YOUR TASK
Set down the data below without change, skipping the pictures it holds.

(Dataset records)

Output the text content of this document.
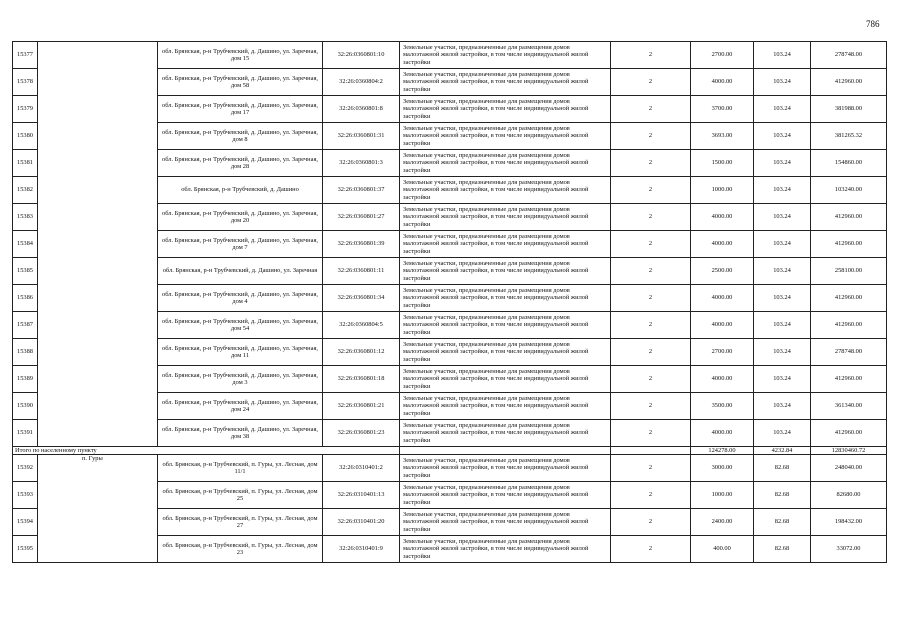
786
15377		обл. Брянская, р-н Трубчевский, д. Дашино, ул. Заречная, дом 15	32:26:0360801:10	Земельные участки, предназначенные для размещения домов малоэтажной жилой застройки, в том числе индивидуальной жилой застройки	2	2700.00	103.24	278748.00
15378		обл. Брянская, р-н Трубчевский, д. Дашино, ул. Заречная, дом 58	32:26:0360804:2	Земельные участки, предназначенные для размещения домов малоэтажной жилой застройки, в том числе индивидуальной жилой застройки	2	4000.00	103.24	412960.00
15379		обл. Брянская, р-н Трубчевский, д. Дашино, ул. Заречная, дом 17	32:26:0360801:8	Земельные участки, предназначенные для размещения домов малоэтажной жилой застройки, в том числе индивидуальной жилой застройки	2	3700.00	103.24	381988.00
15380		обл. Брянская, р-н Трубчевский, д. Дашино, ул. Заречная, дом 8	32:26:0360801:31	Земельные участки, предназначенные для размещения домов малоэтажной жилой застройки, в том числе индивидуальной жилой застройки	2	3693.00	103.24	381265.32
15381		обл. Брянская, р-н Трубчевский, д. Дашино, ул. Заречная, дом 28	32:26:0360801:3	Земельные участки, предназначенные для размещения домов малоэтажной жилой застройки, в том числе индивидуальной жилой застройки	2	1500.00	103.24	154860.00
15382		обл. Брянская, р-н Трубчевский, д. Дашино	32:26:0360801:37	Земельные участки, предназначенные для размещения домов малоэтажной жилой застройки, в том числе индивидуальной жилой застройки	2	1000.00	103.24	103240.00
15383		обл. Брянская, р-н Трубчевский, д. Дашино, ул. Заречная, дом 20	32:26:0360801:27	Земельные участки, предназначенные для размещения домов малоэтажной жилой застройки, в том числе индивидуальной жилой застройки	2	4000.00	103.24	412960.00
15384		обл. Брянская, р-н Трубчевский, д. Дашино, ул. Заречная, дом 7	32:26:0360801:39	Земельные участки, предназначенные для размещения домов малоэтажной жилой застройки, в том числе индивидуальной жилой застройки	2	4000.00	103.24	412960.00
15385		обл. Брянская, р-н Трубчевский, д. Дашино, ул. Заречная	32:26:0360801:11	Земельные участки, предназначенные для размещения домов малоэтажной жилой застройки, в том числе индивидуальной жилой застройки	2	2500.00	103.24	258100.00
15386		обл. Брянская, р-н Трубчевский, д. Дашино, ул. Заречная, дом 4	32:26:0360801:34	Земельные участки, предназначенные для размещения домов малоэтажной жилой застройки, в том числе индивидуальной жилой застройки	2	4000.00	103.24	412960.00
15387		обл. Брянская, р-н Трубчевский, д. Дашино, ул. Заречная, дом 54	32:26:0360804:5	Земельные участки, предназначенные для размещения домов малоэтажной жилой застройки, в том числе индивидуальной жилой застройки	2	4000.00	103.24	412960.00
15388		обл. Брянская, р-н Трубчевский, д. Дашино, ул. Заречная, дом 11	32:26:0360801:12	Земельные участки, предназначенные для размещения домов малоэтажной жилой застройки, в том числе индивидуальной жилой застройки	2	2700.00	103.24	278748.00
15389		обл. Брянская, р-н Трубчевский, д. Дашино, ул. Заречная, дом 3	32:26:0360801:18	Земельные участки, предназначенные для размещения домов малоэтажной жилой застройки, в том числе индивидуальной жилой застройки	2	4000.00	103.24	412960.00
15390		обл. Брянская, р-н Трубчевский, д. Дашино, ул. Заречная, дом 24	32:26:0360801:21	Земельные участки, предназначенные для размещения домов малоэтажной жилой застройки, в том числе индивидуальной жилой застройки	2	3500.00	103.24	361340.00
15391		обл. Брянская, р-н Трубчевский, д. Дашино, ул. Заречная, дом 38	32:26:0360801:23	Земельные участки, предназначенные для размещения домов малоэтажной жилой застройки, в том числе индивидуальной жилой застройки	2	4000.00	103.24	412960.00
Итого по населенному пункту						124278.00	4232.84	12830460.72
15392	п. Гуры	обл. Брянская, р-н Трубчевский, п. Гуры, ул. Лесная, дом 11/1	32:26:0310401:2	Земельные участки, предназначенные для размещения домов малоэтажной жилой застройки, в том числе индивидуальной жилой застройки	2	3000.00	82.68	248040.00
15393		обл. Брянская, р-н Трубчевский, п. Гуры, ул. Лесная, дом 25	32:26:0310401:13	Земельные участки, предназначенные для размещения домов малоэтажной жилой застройки, в том числе индивидуальной жилой застройки	2	1000.00	82.68	82680.00
15394		обл. Брянская, р-н Трубчевский, п. Гуры, ул. Лесная, дом 27	32:26:0310401:20	Земельные участки, предназначенные для размещения домов малоэтажной жилой застройки, в том числе индивидуальной жилой застройки	2	2400.00	82.68	198432.00
15395		обл. Брянская, р-н Трубчевский, п. Гуры, ул. Лесная, дом 23	32:26:0310401:9	Земельные участки, предназначенные для размещения домов малоэтажной жилой застройки, в том числе индивидуальной жилой застройки	2	400.00	82.68	33072.00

ANSWER TO THE TASK
Output the text content of this document.
786
15377		обл. Брянская, р-н Трубчевский, д. Дашино, ул. Заречная, дом 15	32:26:0360801:10	Земельные участки, предназначенные для размещения домов малоэтажной жилой застройки, в том числе индивидуальной жилой застройки	2	2700.00	103.24	278748.00
15378		обл. Брянская, р-н Трубчевский, д. Дашино, ул. Заречная, дом 58	32:26:0360804:2	Земельные участки, предназначенные для размещения домов малоэтажной жилой застройки, в том числе индивидуальной жилой застройки	2	4000.00	103.24	412960.00
15379		обл. Брянская, р-н Трубчевский, д. Дашино, ул. Заречная, дом 17	32:26:0360801:8	Земельные участки, предназначенные для размещения домов малоэтажной жилой застройки, в том числе индивидуальной жилой застройки	2	3700.00	103.24	381988.00
15380		обл. Брянская, р-н Трубчевский, д. Дашино, ул. Заречная, дом 8	32:26:0360801:31	Земельные участки, предназначенные для размещения домов малоэтажной жилой застройки, в том числе индивидуальной жилой застройки	2	3693.00	103.24	381265.32
15381		обл. Брянская, р-н Трубчевский, д. Дашино, ул. Заречная, дом 28	32:26:0360801:3	Земельные участки, предназначенные для размещения домов малоэтажной жилой застройки, в том числе индивидуальной жилой застройки	2	1500.00	103.24	154860.00
15382		обл. Брянская, р-н Трубчевский, д. Дашино	32:26:0360801:37	Земельные участки, предназначенные для размещения домов малоэтажной жилой застройки, в том числе индивидуальной жилой застройки	2	1000.00	103.24	103240.00
15383		обл. Брянская, р-н Трубчевский, д. Дашино, ул. Заречная, дом 20	32:26:0360801:27	Земельные участки, предназначенные для размещения домов малоэтажной жилой застройки, в том числе индивидуальной жилой застройки	2	4000.00	103.24	412960.00
15384		обл. Брянская, р-н Трубчевский, д. Дашино, ул. Заречная, дом 7	32:26:0360801:39	Земельные участки, предназначенные для размещения домов малоэтажной жилой застройки, в том числе индивидуальной жилой застройки	2	4000.00	103.24	412960.00
15385		обл. Брянская, р-н Трубчевский, д. Дашино, ул. Заречная	32:26:0360801:11	Земельные участки, предназначенные для размещения домов малоэтажной жилой застройки, в том числе индивидуальной жилой застройки	2	2500.00	103.24	258100.00
15386		обл. Брянская, р-н Трубчевский, д. Дашино, ул. Заречная, дом 4	32:26:0360801:34	Земельные участки, предназначенные для размещения домов малоэтажной жилой застройки, в том числе индивидуальной жилой застройки	2	4000.00	103.24	412960.00
15387		обл. Брянская, р-н Трубчевский, д. Дашино, ул. Заречная, дом 54	32:26:0360804:5	Земельные участки, предназначенные для размещения домов малоэтажной жилой застройки, в том числе индивидуальной жилой застройки	2	4000.00	103.24	412960.00
15388		обл. Брянская, р-н Трубчевский, д. Дашино, ул. Заречная, дом 11	32:26:0360801:12	Земельные участки, предназначенные для размещения домов малоэтажной жилой застройки, в том числе индивидуальной жилой застройки	2	2700.00	103.24	278748.00
15389		обл. Брянская, р-н Трубчевский, д. Дашино, ул. Заречная, дом 3	32:26:0360801:18	Земельные участки, предназначенные для размещения домов малоэтажной жилой застройки, в том числе индивидуальной жилой застройки	2	4000.00	103.24	412960.00
15390		обл. Брянская, р-н Трубчевский, д. Дашино, ул. Заречная, дом 24	32:26:0360801:21	Земельные участки, предназначенные для размещения домов малоэтажной жилой застройки, в том числе индивидуальной жилой застройки	2	3500.00	103.24	361340.00
15391		обл. Брянская, р-н Трубчевский, д. Дашино, ул. Заречная, дом 38	32:26:0360801:23	Земельные участки, предназначенные для размещения домов малоэтажной жилой застройки, в том числе индивидуальной жилой застройки	2	4000.00	103.24	412960.00
Итого по населенному пункту						124278.00	4232.84	12830460.72
15392	п. Гуры	обл. Брянская, р-н Трубчевский, п. Гуры, ул. Лесная, дом 11/1	32:26:0310401:2	Земельные участки, предназначенные для размещения домов малоэтажной жилой застройки, в том числе индивидуальной жилой застройки	2	3000.00	82.68	248040.00
15393		обл. Брянская, р-н Трубчевский, п. Гуры, ул. Лесная, дом 25	32:26:0310401:13	Земельные участки, предназначенные для размещения домов малоэтажной жилой застройки, в том числе индивидуальной жилой застройки	2	1000.00	82.68	82680.00
15394		обл. Брянская, р-н Трубчевский, п. Гуры, ул. Лесная, дом 27	32:26:0310401:20	Земельные участки, предназначенные для размещения домов малоэтажной жилой застройки, в том числе индивидуальной жилой застройки	2	2400.00	82.68	198432.00
15395		обл. Брянская, р-н Трубчевский, п. Гуры, ул. Лесная, дом 23	32:26:0310401:9	Земельные участки, предназначенные для размещения домов малоэтажной жилой застройки, в том числе индивидуальной жилой застройки	2	400.00	82.68	33072.00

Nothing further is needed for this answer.